[Start EXERCISE INPUTS]

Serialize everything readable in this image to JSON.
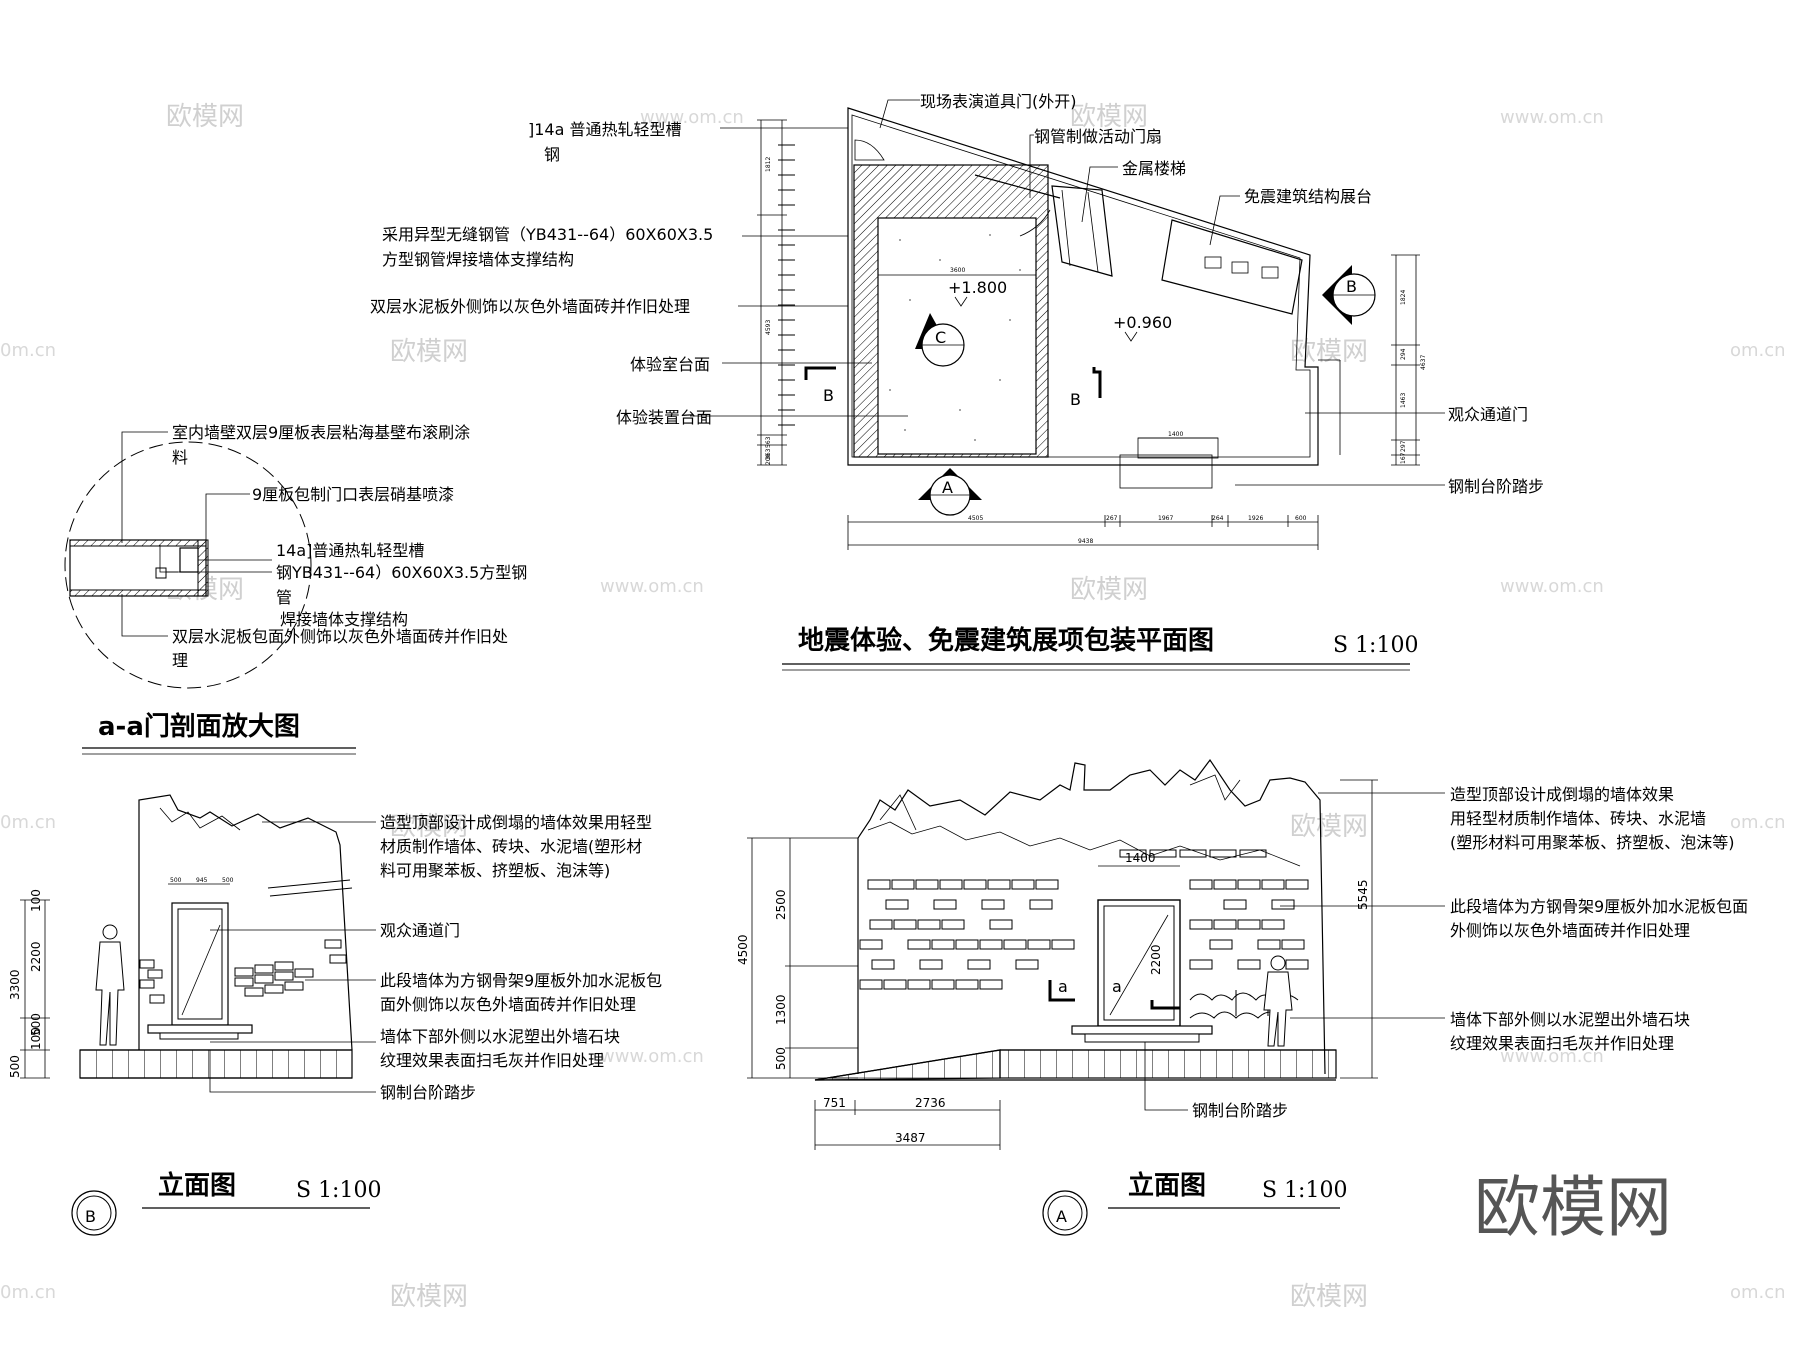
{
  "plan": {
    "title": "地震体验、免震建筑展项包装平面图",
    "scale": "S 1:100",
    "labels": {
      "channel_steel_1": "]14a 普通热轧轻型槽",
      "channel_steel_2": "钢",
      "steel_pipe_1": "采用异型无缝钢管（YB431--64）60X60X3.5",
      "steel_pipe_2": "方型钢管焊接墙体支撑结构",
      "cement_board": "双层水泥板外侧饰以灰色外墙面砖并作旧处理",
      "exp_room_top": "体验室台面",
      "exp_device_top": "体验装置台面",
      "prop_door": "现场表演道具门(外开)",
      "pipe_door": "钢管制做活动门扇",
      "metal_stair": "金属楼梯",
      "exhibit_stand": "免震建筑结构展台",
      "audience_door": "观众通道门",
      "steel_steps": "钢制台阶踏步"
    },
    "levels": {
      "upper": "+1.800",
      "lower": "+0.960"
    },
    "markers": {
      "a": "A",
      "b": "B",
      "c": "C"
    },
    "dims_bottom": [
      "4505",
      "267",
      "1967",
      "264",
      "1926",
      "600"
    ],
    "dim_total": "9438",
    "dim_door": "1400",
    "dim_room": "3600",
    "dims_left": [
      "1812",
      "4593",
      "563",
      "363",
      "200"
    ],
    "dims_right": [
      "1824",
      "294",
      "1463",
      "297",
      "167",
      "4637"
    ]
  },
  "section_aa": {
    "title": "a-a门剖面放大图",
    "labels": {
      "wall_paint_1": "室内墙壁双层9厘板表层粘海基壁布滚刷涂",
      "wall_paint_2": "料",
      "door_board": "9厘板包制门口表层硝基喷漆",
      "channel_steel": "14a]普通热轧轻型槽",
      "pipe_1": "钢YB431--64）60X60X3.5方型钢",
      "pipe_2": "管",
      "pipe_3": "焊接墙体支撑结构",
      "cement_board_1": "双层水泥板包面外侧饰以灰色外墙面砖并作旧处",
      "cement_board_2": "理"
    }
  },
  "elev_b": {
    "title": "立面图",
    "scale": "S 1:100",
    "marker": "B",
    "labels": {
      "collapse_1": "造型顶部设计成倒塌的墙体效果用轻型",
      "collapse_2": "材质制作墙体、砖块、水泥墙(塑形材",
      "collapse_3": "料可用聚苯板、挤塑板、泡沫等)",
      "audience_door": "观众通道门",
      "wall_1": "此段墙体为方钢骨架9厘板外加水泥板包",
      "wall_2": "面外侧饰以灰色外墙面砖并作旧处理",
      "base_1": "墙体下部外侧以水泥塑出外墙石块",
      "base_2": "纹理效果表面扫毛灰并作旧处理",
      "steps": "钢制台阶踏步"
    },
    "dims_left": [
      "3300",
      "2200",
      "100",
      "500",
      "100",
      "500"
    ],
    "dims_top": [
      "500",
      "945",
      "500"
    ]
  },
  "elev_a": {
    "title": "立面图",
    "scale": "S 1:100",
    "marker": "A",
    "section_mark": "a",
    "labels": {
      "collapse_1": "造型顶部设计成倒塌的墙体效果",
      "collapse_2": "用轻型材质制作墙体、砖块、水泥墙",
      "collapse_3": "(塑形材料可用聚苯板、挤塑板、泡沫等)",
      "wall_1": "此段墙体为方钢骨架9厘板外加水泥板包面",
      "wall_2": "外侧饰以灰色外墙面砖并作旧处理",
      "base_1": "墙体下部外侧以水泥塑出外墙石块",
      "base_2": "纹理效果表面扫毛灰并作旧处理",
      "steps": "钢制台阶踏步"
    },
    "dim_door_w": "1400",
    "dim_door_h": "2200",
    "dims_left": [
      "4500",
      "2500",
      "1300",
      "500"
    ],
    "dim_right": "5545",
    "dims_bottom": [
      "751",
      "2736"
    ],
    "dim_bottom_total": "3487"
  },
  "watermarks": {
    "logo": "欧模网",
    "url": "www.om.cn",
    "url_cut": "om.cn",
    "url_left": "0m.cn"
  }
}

[End EXERCISE INPUTS]
[Start EXERCISE INPUTS]

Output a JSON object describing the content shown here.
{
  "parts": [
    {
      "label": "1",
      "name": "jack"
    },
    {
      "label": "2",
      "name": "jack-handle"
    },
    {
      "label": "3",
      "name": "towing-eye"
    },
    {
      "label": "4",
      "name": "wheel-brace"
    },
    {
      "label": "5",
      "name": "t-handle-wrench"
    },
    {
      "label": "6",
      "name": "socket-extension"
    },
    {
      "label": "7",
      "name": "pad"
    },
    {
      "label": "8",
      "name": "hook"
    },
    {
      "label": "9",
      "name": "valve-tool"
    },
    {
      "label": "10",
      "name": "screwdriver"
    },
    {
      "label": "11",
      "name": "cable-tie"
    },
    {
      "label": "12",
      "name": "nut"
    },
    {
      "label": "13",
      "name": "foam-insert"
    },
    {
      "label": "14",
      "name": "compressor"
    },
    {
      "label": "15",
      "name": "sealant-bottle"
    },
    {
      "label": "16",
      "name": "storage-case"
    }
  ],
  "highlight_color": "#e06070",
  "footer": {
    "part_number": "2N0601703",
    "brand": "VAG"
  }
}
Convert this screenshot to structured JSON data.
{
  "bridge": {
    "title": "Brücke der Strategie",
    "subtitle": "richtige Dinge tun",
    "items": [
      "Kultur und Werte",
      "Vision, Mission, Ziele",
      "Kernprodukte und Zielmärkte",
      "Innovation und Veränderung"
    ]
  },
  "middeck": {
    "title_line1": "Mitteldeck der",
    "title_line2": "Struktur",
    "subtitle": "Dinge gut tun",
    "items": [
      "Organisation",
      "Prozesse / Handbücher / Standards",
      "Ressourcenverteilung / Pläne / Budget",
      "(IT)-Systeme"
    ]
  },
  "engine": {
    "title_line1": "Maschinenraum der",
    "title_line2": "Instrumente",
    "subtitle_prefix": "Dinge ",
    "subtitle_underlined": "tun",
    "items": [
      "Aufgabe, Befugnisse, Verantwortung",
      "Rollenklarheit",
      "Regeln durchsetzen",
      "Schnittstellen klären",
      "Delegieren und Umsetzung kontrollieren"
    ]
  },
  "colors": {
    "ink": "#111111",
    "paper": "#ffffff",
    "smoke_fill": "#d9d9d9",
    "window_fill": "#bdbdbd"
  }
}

[End EXERCISE INPUTS]

## EXERCISE PROMPT
Gather each line in these records that contains the string "Dinge".

## EXERCISE ANSWER
    "subtitle": "richtige Dinge tun",
    "subtitle": "Dinge gut tun",
    "subtitle_prefix": "Dinge ",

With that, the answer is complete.